──────── Record extracts ────────
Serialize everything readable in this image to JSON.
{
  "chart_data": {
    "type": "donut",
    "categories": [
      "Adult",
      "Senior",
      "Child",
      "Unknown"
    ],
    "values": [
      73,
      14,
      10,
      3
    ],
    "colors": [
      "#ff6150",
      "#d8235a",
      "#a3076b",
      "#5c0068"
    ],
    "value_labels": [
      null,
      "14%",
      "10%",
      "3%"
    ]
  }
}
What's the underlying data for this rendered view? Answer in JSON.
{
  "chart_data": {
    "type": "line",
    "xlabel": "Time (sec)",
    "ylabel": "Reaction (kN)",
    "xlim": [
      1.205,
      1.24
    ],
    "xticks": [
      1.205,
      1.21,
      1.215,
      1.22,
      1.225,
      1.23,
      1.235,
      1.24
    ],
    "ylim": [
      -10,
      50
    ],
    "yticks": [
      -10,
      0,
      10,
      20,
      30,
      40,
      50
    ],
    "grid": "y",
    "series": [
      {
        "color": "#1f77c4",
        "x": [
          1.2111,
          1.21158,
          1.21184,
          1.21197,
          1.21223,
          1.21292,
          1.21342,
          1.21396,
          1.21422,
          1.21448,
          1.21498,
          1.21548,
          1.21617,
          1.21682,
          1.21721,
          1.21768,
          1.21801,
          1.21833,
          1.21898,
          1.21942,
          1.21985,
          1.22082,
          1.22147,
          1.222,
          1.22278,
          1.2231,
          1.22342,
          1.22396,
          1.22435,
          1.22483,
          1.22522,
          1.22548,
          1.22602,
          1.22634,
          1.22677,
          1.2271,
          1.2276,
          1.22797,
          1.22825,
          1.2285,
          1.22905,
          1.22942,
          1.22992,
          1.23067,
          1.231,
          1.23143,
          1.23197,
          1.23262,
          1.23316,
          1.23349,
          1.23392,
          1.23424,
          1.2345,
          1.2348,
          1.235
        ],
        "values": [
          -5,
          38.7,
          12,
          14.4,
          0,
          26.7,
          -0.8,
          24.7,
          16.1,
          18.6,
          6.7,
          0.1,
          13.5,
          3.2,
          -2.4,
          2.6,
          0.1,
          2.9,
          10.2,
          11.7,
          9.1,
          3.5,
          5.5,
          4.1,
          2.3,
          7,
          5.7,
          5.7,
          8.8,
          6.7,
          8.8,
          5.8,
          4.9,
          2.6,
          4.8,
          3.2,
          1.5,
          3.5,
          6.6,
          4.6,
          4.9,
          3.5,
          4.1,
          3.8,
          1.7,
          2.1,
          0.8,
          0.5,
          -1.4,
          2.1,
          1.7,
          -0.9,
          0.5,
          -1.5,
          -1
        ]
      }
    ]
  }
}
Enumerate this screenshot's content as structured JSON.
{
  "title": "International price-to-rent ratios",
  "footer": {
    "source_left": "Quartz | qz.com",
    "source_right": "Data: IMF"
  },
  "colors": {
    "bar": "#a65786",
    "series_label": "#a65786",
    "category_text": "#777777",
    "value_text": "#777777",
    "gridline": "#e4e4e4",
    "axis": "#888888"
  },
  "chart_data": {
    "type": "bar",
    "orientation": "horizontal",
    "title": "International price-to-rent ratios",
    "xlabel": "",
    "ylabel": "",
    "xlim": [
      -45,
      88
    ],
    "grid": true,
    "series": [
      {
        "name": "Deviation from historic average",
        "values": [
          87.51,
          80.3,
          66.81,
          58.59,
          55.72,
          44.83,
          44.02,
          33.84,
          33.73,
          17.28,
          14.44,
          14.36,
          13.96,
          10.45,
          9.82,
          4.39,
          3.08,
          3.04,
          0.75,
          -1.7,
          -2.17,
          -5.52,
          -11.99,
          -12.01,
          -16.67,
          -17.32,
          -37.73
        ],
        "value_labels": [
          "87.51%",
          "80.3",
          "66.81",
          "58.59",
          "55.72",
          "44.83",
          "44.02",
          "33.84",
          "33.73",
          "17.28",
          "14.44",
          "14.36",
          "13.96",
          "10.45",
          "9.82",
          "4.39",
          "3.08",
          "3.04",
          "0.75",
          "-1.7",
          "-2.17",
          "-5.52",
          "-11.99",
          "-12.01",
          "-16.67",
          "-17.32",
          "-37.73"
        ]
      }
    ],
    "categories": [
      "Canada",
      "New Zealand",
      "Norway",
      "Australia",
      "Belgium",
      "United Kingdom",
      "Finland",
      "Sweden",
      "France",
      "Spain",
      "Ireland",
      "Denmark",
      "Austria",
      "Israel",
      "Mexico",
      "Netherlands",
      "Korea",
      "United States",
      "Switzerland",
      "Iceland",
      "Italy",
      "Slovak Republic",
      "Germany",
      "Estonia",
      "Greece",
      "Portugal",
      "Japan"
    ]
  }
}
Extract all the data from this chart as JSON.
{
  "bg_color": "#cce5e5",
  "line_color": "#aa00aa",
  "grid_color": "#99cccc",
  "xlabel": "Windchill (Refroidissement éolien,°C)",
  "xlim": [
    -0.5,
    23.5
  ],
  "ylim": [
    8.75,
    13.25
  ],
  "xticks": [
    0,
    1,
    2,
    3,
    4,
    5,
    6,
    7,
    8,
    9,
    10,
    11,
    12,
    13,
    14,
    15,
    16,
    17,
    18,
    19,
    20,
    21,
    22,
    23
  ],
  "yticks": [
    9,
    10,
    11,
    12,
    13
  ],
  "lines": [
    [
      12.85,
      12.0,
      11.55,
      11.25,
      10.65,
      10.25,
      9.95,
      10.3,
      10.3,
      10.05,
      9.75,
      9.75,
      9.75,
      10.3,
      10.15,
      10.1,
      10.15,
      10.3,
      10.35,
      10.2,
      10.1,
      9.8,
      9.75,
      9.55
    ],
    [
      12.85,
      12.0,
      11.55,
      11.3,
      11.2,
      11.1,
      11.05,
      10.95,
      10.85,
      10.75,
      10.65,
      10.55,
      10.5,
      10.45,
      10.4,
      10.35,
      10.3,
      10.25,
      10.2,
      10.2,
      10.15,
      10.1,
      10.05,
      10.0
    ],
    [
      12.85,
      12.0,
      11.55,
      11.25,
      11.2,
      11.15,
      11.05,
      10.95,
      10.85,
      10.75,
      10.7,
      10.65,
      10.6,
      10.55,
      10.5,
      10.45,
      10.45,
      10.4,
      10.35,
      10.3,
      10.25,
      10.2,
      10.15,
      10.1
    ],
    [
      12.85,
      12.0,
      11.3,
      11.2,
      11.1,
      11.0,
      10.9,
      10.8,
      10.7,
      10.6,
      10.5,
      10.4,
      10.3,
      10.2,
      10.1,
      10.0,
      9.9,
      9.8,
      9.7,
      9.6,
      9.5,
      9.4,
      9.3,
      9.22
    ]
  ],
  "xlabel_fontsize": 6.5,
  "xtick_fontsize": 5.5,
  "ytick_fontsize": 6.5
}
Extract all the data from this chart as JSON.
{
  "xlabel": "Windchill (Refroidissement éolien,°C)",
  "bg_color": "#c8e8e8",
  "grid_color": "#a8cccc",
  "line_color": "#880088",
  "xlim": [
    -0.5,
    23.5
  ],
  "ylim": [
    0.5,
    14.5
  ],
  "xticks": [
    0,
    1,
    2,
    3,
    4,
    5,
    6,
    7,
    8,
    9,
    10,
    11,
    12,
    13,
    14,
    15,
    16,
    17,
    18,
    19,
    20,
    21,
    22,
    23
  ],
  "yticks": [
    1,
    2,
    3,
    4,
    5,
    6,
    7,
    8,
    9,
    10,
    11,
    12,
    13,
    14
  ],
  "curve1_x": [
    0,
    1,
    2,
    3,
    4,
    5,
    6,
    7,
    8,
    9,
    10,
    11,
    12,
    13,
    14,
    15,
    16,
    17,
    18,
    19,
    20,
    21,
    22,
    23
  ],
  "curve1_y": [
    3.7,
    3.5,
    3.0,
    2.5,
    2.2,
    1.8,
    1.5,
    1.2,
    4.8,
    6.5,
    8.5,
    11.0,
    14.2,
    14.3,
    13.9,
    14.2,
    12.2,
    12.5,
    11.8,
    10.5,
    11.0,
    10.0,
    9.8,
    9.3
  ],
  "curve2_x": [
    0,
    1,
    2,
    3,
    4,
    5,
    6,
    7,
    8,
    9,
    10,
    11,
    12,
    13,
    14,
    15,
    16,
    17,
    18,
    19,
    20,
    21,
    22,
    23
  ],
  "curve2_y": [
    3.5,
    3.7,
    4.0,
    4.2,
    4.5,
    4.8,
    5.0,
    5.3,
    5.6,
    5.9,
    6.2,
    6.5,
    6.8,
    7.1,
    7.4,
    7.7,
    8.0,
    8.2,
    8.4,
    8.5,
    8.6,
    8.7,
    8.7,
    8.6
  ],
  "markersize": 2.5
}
────────
To do:
Give only the number of lines in the data that hold the string "this".

Result of the task:
5